Dataset items
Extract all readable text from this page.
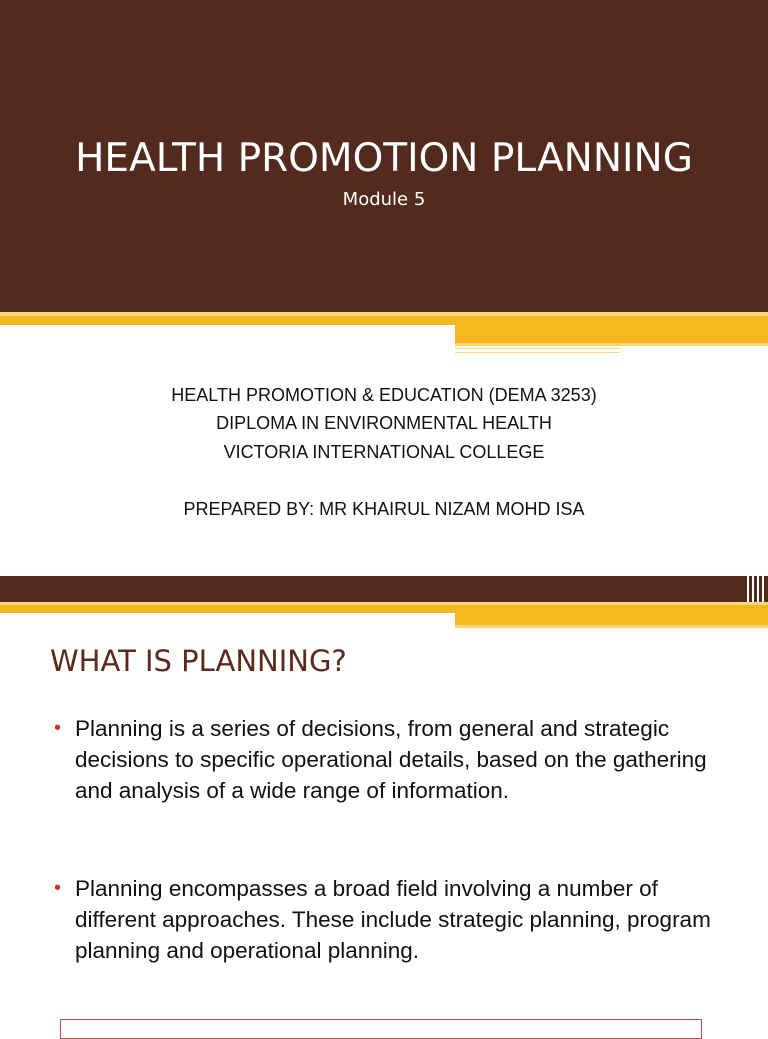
HEALTH PROMOTION PLANNING
Module 5
HEALTH PROMOTION & EDUCATION (DEMA 3253)
DIPLOMA IN ENVIRONMENTAL HEALTH
VICTORIA INTERNATIONAL COLLEGE
PREPARED BY: MR KHAIRUL NIZAM MOHD ISA
WHAT IS PLANNING?
• Planning is a series of decisions, from general and strategic decisions to specific operational details, based on the gathering and analysis of a wide range of information.
• Planning encompasses a broad field involving a number of different approaches. These include strategic planning, program planning and operational planning.
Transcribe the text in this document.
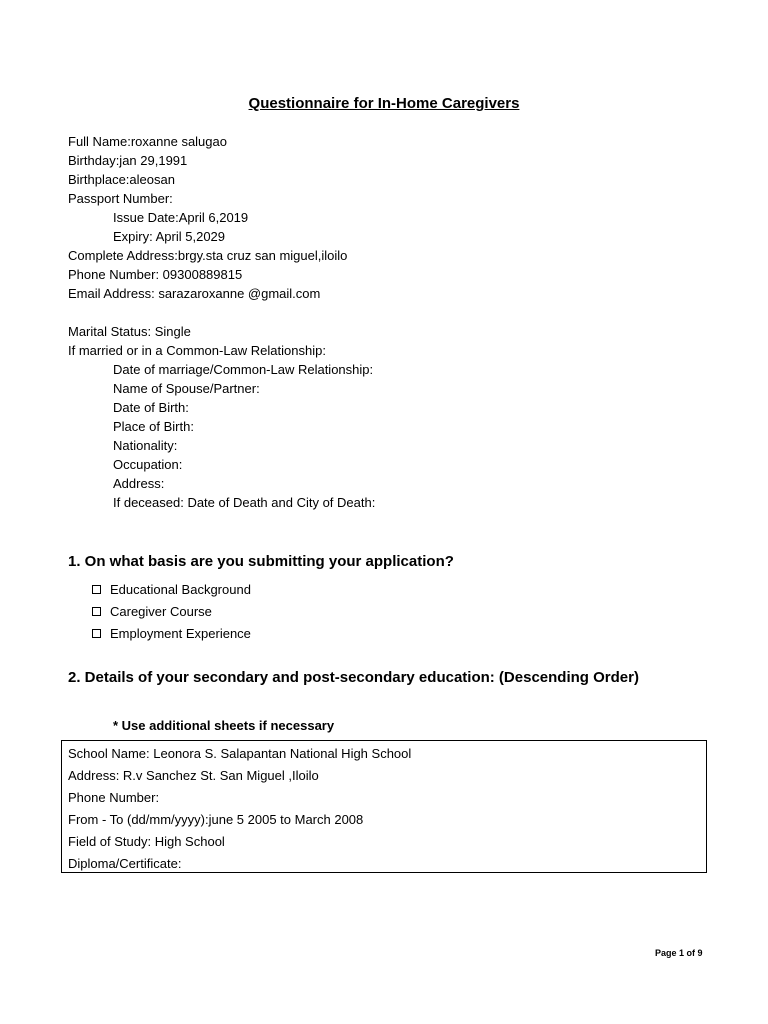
Questionnaire for In-Home Caregivers
Full Name:roxanne salugao
Birthday:jan 29,1991
Birthplace:aleosan
Passport Number:
Issue Date:April 6,2019
Expiry: April 5,2029
Complete Address:brgy.sta cruz san miguel,iloilo
Phone Number: 09300889815
Email Address: sarazaroxanne @gmail.com
Marital Status: Single
If married or in a Common-Law Relationship:
Date of marriage/Common-Law Relationship:
Name of Spouse/Partner:
Date of Birth:
Place of Birth:
Nationality:
Occupation:
Address:
If deceased: Date of Death and City of Death:
1. On what basis are you submitting your application?
Educational Background
Caregiver Course
Employment Experience
2. Details of your secondary and post-secondary education: (Descending Order)
* Use additional sheets if necessary
School Name: Leonora S. Salapantan National High School
Address: R.v Sanchez St. San Miguel ,Iloilo
Phone Number:
From - To (dd/mm/yyyy):june 5 2005 to March 2008
Field of Study: High School
Diploma/Certificate:
Page 1 of 9
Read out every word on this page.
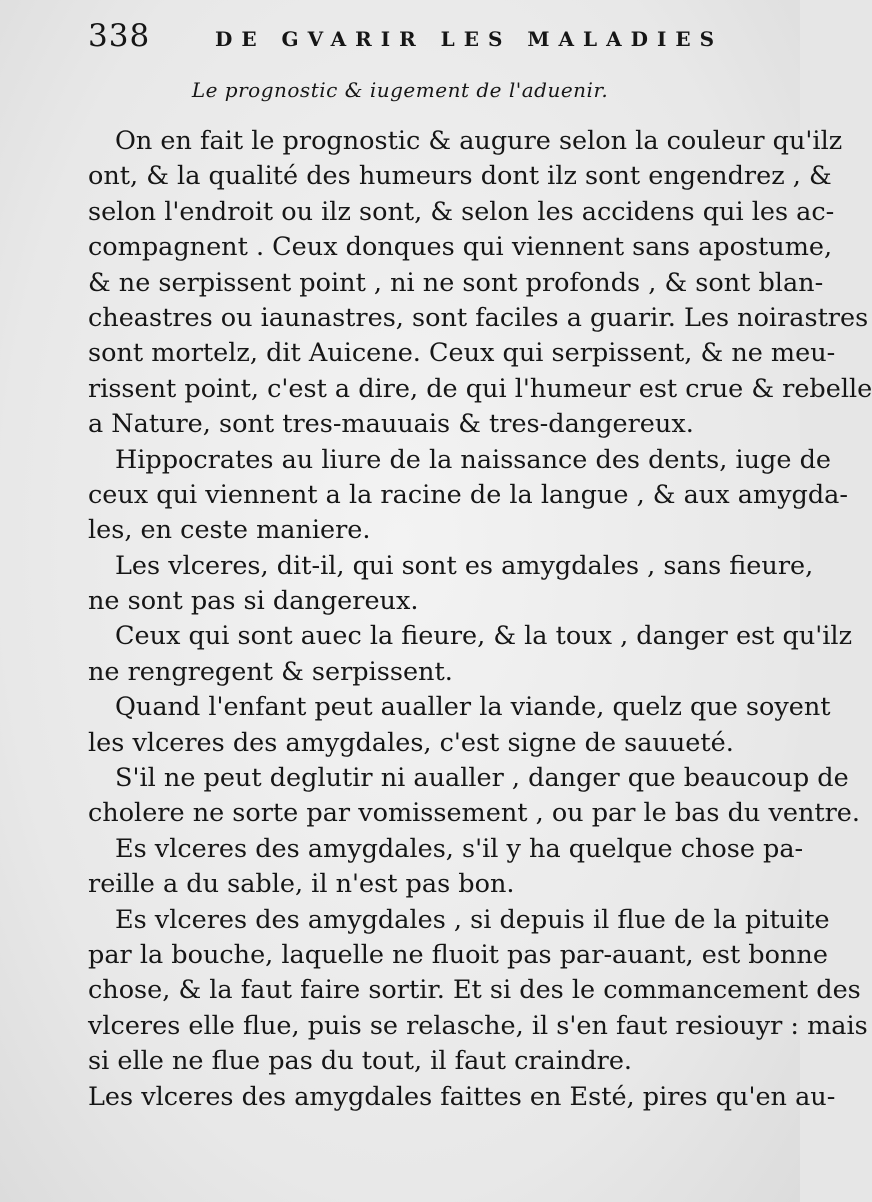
338	DE GVARIR LES MALADIES
Le prognostic & iugement de l'aduenir.
On en fait le prognostic & augure selon la couleur qu'ilz
ont, & la qualité des humeurs dont ilz sont engendrez , &
selon l'endroit ou ilz sont, & selon les accidens qui les ac-
compagnent . Ceux donques qui viennent sans apostume,
& ne serpissent point , ni ne sont profonds , & sont blan-
cheastres ou iaunastres, sont faciles a guarir. Les noirastres
sont mortelz, dit Auicene. Ceux qui serpissent, & ne meu-
rissent point, c'est a dire, de qui l'humeur est crue & rebelle
a Nature, sont tres-mauuais & tres-dangereux.
Hippocrates au liure de la naissance des dents, iuge de
ceux qui viennent a la racine de la langue , & aux amygda-
les, en ceste maniere.
Les vlceres, dit-il, qui sont es amygdales , sans fieure,
ne sont pas si dangereux.
Ceux qui sont auec la fieure, & la toux , danger est qu'ilz
ne rengregent & serpissent.
Quand l'enfant peut aualler la viande, quelz que soyent
les vlceres des amygdales, c'est signe de sauueté.
S'il ne peut deglutir ni aualler , danger que beaucoup de
cholere ne sorte par vomissement , ou par le bas du ventre.
Es vlceres des amygdales, s'il y ha quelque chose pa-
reille a du sable, il n'est pas bon.
Es vlceres des amygdales , si depuis il flue de la pituite
par la bouche, laquelle ne fluoit pas par-auant, est bonne
chose, & la faut faire sortir. Et si des le commancement des
vlceres elle flue, puis se relasche, il s'en faut resiouyr : mais
si elle ne flue pas du tout, il faut craindre.
Les vlceres des amygdales faittes en Esté, pires qu'en au-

-- DIRECTIVE --
Retype all of the entries exactly as written, leaving out any images.

-- FINISHED TASK --
Extract all readable text from this page.
HEALTH PROMOTION PLANNING
Module 5
HEALTH PROMOTION & EDUCATION (DEMA 3253)
DIPLOMA IN ENVIRONMENTAL HEALTH
VICTORIA INTERNATIONAL COLLEGE
PREPARED BY: MR KHAIRUL NIZAM MOHD ISA
WHAT IS PLANNING?
• Planning is a series of decisions, from general and strategic decisions to specific operational details, based on the gathering and analysis of a wide range of information.
• Planning encompasses a broad field involving a number of different approaches. These include strategic planning, program planning and operational planning.
Transcribe the text in this document.
Questionnaire for In-Home Caregivers
Full Name:roxanne salugao
Birthday:jan 29,1991
Birthplace:aleosan
Passport Number:
Issue Date:April 6,2019
Expiry: April 5,2029
Complete Address:brgy.sta cruz san miguel,iloilo
Phone Number: 09300889815
Email Address: sarazaroxanne @gmail.com
Marital Status: Single
If married or in a Common-Law Relationship:
Date of marriage/Common-Law Relationship:
Name of Spouse/Partner:
Date of Birth:
Place of Birth:
Nationality:
Occupation:
Address:
If deceased: Date of Death and City of Death:
1. On what basis are you submitting your application?
Educational Background
Caregiver Course
Employment Experience
2. Details of your secondary and post-secondary education: (Descending Order)
* Use additional sheets if necessary
School Name: Leonora S. Salapantan National High School
Address: R.v Sanchez St. San Miguel ,Iloilo
Phone Number:
From - To (dd/mm/yyyy):june 5 2005 to March 2008
Field of Study: High School
Diploma/Certificate:
Page 1 of 9
Read out every word on this page.
338	DE GVARIR LES MALADIES
Le prognostic & iugement de l'aduenir.
On en fait le prognostic & augure selon la couleur qu'ilz
ont, & la qualité des humeurs dont ilz sont engendrez , &
selon l'endroit ou ilz sont, & selon les accidens qui les ac-
compagnent . Ceux donques qui viennent sans apostume,
& ne serpissent point , ni ne sont profonds , & sont blan-
cheastres ou iaunastres, sont faciles a guarir. Les noirastres
sont mortelz, dit Auicene. Ceux qui serpissent, & ne meu-
rissent point, c'est a dire, de qui l'humeur est crue & rebelle
a Nature, sont tres-mauuais & tres-dangereux.
Hippocrates au liure de la naissance des dents, iuge de
ceux qui viennent a la racine de la langue , & aux amygda-
les, en ceste maniere.
Les vlceres, dit-il, qui sont es amygdales , sans fieure,
ne sont pas si dangereux.
Ceux qui sont auec la fieure, & la toux , danger est qu'ilz
ne rengregent & serpissent.
Quand l'enfant peut aualler la viande, quelz que soyent
les vlceres des amygdales, c'est signe de sauueté.
S'il ne peut deglutir ni aualler , danger que beaucoup de
cholere ne sorte par vomissement , ou par le bas du ventre.
Es vlceres des amygdales, s'il y ha quelque chose pa-
reille a du sable, il n'est pas bon.
Es vlceres des amygdales , si depuis il flue de la pituite
par la bouche, laquelle ne fluoit pas par-auant, est bonne
chose, & la faut faire sortir. Et si des le commancement des
vlceres elle flue, puis se relasche, il s'en faut resiouyr : mais
si elle ne flue pas du tout, il faut craindre.
Les vlceres des amygdales faittes en Esté, pires qu'en au-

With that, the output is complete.